→ **THE PROBLEM**: Will you write out all the entries below exactly?

→ **SUPPLIED ENTRIES**:

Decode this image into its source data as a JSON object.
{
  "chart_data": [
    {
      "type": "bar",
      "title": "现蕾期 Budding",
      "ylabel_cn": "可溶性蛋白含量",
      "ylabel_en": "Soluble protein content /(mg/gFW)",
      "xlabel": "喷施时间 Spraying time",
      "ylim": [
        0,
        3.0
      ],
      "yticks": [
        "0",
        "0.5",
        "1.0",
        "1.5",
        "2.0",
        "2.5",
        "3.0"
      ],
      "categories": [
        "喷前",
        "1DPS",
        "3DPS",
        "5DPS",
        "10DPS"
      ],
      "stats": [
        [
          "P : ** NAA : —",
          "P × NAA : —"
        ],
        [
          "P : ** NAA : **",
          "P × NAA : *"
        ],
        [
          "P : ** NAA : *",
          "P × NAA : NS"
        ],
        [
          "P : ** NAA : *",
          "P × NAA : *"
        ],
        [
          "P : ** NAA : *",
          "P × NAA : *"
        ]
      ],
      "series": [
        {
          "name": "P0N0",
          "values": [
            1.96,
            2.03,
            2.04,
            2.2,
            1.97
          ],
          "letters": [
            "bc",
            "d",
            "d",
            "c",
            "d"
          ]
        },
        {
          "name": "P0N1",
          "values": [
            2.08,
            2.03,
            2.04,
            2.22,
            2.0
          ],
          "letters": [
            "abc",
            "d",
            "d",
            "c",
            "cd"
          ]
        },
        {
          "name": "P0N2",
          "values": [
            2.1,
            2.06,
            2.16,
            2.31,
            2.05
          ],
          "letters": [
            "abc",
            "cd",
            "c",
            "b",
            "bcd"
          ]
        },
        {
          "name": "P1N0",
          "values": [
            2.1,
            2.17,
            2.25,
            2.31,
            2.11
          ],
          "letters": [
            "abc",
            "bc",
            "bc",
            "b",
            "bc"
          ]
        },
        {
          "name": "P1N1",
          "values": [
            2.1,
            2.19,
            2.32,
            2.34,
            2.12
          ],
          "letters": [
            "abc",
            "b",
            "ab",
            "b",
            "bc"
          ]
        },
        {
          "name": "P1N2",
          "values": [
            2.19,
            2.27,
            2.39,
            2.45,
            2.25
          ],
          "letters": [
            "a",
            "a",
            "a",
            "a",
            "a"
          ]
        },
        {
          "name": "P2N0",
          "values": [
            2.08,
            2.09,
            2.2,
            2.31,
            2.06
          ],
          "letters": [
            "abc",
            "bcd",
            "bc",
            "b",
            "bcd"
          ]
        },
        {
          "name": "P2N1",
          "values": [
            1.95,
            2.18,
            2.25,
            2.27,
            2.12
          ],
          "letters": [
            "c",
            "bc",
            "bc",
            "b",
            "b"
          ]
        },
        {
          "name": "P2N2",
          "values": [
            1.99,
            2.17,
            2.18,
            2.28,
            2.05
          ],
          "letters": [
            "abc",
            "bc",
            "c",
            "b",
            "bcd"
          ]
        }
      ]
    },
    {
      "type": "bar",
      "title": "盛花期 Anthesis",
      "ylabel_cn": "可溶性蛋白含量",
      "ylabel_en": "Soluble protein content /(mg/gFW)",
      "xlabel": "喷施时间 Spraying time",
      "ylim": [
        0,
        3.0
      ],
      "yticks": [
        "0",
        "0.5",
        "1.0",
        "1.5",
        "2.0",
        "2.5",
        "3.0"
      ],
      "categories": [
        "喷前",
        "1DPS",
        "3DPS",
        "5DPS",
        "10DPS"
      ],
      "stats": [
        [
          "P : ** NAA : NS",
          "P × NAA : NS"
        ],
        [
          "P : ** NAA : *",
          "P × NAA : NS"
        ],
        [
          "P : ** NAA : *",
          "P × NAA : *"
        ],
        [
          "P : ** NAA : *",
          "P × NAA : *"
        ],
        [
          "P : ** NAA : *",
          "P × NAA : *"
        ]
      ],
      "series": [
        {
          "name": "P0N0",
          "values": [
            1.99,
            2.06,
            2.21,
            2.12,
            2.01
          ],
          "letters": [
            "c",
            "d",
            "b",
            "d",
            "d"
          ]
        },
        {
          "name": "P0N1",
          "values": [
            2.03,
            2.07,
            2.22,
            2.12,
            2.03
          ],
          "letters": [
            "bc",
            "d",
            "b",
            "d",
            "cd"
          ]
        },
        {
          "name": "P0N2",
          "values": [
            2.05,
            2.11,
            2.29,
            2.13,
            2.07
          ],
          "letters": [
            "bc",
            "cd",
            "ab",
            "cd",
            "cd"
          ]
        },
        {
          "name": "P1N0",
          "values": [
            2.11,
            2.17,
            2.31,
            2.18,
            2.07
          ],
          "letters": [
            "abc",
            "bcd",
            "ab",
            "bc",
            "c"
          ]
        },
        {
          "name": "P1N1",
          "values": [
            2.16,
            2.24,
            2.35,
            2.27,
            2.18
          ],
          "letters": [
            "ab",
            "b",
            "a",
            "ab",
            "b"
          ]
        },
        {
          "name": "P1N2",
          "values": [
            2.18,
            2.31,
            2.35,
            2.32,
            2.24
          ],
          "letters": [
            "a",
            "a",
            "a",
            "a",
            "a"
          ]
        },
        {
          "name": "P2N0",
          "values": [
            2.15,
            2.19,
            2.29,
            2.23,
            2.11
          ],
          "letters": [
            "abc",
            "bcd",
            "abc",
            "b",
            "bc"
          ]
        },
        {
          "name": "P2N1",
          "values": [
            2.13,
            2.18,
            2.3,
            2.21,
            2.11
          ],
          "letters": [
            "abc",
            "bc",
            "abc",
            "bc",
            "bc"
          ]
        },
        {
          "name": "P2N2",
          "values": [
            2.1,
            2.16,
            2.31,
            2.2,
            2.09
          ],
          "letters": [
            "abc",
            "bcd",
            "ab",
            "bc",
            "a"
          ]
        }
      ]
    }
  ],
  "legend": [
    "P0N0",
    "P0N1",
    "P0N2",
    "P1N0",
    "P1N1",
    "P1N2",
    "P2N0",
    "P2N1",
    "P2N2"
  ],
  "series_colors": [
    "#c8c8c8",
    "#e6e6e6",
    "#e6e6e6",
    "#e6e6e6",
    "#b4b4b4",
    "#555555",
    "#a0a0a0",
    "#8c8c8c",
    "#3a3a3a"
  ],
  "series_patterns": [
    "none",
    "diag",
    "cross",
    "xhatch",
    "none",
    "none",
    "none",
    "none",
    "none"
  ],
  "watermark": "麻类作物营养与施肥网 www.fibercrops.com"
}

→ **ANSWER SPACE**:
Decode this image into its source data as a JSON object.
{
  "chart_data": [
    {
      "type": "bar",
      "title": "现蕾期 Budding",
      "ylabel_cn": "可溶性蛋白含量",
      "ylabel_en": "Soluble protein content /(mg/gFW)",
      "xlabel": "喷施时间 Spraying time",
      "ylim": [
        0,
        3.0
      ],
      "yticks": [
        "0",
        "0.5",
        "1.0",
        "1.5",
        "2.0",
        "2.5",
        "3.0"
      ],
      "categories": [
        "喷前",
        "1DPS",
        "3DPS",
        "5DPS",
        "10DPS"
      ],
      "stats": [
        [
          "P : ** NAA : —",
          "P × NAA : —"
        ],
        [
          "P : ** NAA : **",
          "P × NAA : *"
        ],
        [
          "P : ** NAA : *",
          "P × NAA : NS"
        ],
        [
          "P : ** NAA : *",
          "P × NAA : *"
        ],
        [
          "P : ** NAA : *",
          "P × NAA : *"
        ]
      ],
      "series": [
        {
          "name": "P0N0",
          "values": [
            1.96,
            2.03,
            2.04,
            2.2,
            1.97
          ],
          "letters": [
            "bc",
            "d",
            "d",
            "c",
            "d"
          ]
        },
        {
          "name": "P0N1",
          "values": [
            2.08,
            2.03,
            2.04,
            2.22,
            2.0
          ],
          "letters": [
            "abc",
            "d",
            "d",
            "c",
            "cd"
          ]
        },
        {
          "name": "P0N2",
          "values": [
            2.1,
            2.06,
            2.16,
            2.31,
            2.05
          ],
          "letters": [
            "abc",
            "cd",
            "c",
            "b",
            "bcd"
          ]
        },
        {
          "name": "P1N0",
          "values": [
            2.1,
            2.17,
            2.25,
            2.31,
            2.11
          ],
          "letters": [
            "abc",
            "bc",
            "bc",
            "b",
            "bc"
          ]
        },
        {
          "name": "P1N1",
          "values": [
            2.1,
            2.19,
            2.32,
            2.34,
            2.12
          ],
          "letters": [
            "abc",
            "b",
            "ab",
            "b",
            "bc"
          ]
        },
        {
          "name": "P1N2",
          "values": [
            2.19,
            2.27,
            2.39,
            2.45,
            2.25
          ],
          "letters": [
            "a",
            "a",
            "a",
            "a",
            "a"
          ]
        },
        {
          "name": "P2N0",
          "values": [
            2.08,
            2.09,
            2.2,
            2.31,
            2.06
          ],
          "letters": [
            "abc",
            "bcd",
            "bc",
            "b",
            "bcd"
          ]
        },
        {
          "name": "P2N1",
          "values": [
            1.95,
            2.18,
            2.25,
            2.27,
            2.12
          ],
          "letters": [
            "c",
            "bc",
            "bc",
            "b",
            "b"
          ]
        },
        {
          "name": "P2N2",
          "values": [
            1.99,
            2.17,
            2.18,
            2.28,
            2.05
          ],
          "letters": [
            "abc",
            "bc",
            "c",
            "b",
            "bcd"
          ]
        }
      ]
    },
    {
      "type": "bar",
      "title": "盛花期 Anthesis",
      "ylabel_cn": "可溶性蛋白含量",
      "ylabel_en": "Soluble protein content /(mg/gFW)",
      "xlabel": "喷施时间 Spraying time",
      "ylim": [
        0,
        3.0
      ],
      "yticks": [
        "0",
        "0.5",
        "1.0",
        "1.5",
        "2.0",
        "2.5",
        "3.0"
      ],
      "categories": [
        "喷前",
        "1DPS",
        "3DPS",
        "5DPS",
        "10DPS"
      ],
      "stats": [
        [
          "P : ** NAA : NS",
          "P × NAA : NS"
        ],
        [
          "P : ** NAA : *",
          "P × NAA : NS"
        ],
        [
          "P : ** NAA : *",
          "P × NAA : *"
        ],
        [
          "P : ** NAA : *",
          "P × NAA : *"
        ],
        [
          "P : ** NAA : *",
          "P × NAA : *"
        ]
      ],
      "series": [
        {
          "name": "P0N0",
          "values": [
            1.99,
            2.06,
            2.21,
            2.12,
            2.01
          ],
          "letters": [
            "c",
            "d",
            "b",
            "d",
            "d"
          ]
        },
        {
          "name": "P0N1",
          "values": [
            2.03,
            2.07,
            2.22,
            2.12,
            2.03
          ],
          "letters": [
            "bc",
            "d",
            "b",
            "d",
            "cd"
          ]
        },
        {
          "name": "P0N2",
          "values": [
            2.05,
            2.11,
            2.29,
            2.13,
            2.07
          ],
          "letters": [
            "bc",
            "cd",
            "ab",
            "cd",
            "cd"
          ]
        },
        {
          "name": "P1N0",
          "values": [
            2.11,
            2.17,
            2.31,
            2.18,
            2.07
          ],
          "letters": [
            "abc",
            "bcd",
            "ab",
            "bc",
            "c"
          ]
        },
        {
          "name": "P1N1",
          "values": [
            2.16,
            2.24,
            2.35,
            2.27,
            2.18
          ],
          "letters": [
            "ab",
            "b",
            "a",
            "ab",
            "b"
          ]
        },
        {
          "name": "P1N2",
          "values": [
            2.18,
            2.31,
            2.35,
            2.32,
            2.24
          ],
          "letters": [
            "a",
            "a",
            "a",
            "a",
            "a"
          ]
        },
        {
          "name": "P2N0",
          "values": [
            2.15,
            2.19,
            2.29,
            2.23,
            2.11
          ],
          "letters": [
            "abc",
            "bcd",
            "abc",
            "b",
            "bc"
          ]
        },
        {
          "name": "P2N1",
          "values": [
            2.13,
            2.18,
            2.3,
            2.21,
            2.11
          ],
          "letters": [
            "abc",
            "bc",
            "abc",
            "bc",
            "bc"
          ]
        },
        {
          "name": "P2N2",
          "values": [
            2.1,
            2.16,
            2.31,
            2.2,
            2.09
          ],
          "letters": [
            "abc",
            "bcd",
            "ab",
            "bc",
            "a"
          ]
        }
      ]
    }
  ],
  "legend": [
    "P0N0",
    "P0N1",
    "P0N2",
    "P1N0",
    "P1N1",
    "P1N2",
    "P2N0",
    "P2N1",
    "P2N2"
  ],
  "series_colors": [
    "#c8c8c8",
    "#e6e6e6",
    "#e6e6e6",
    "#e6e6e6",
    "#b4b4b4",
    "#555555",
    "#a0a0a0",
    "#8c8c8c",
    "#3a3a3a"
  ],
  "series_patterns": [
    "none",
    "diag",
    "cross",
    "xhatch",
    "none",
    "none",
    "none",
    "none",
    "none"
  ],
  "watermark": "麻类作物营养与施肥网 www.fibercrops.com"
}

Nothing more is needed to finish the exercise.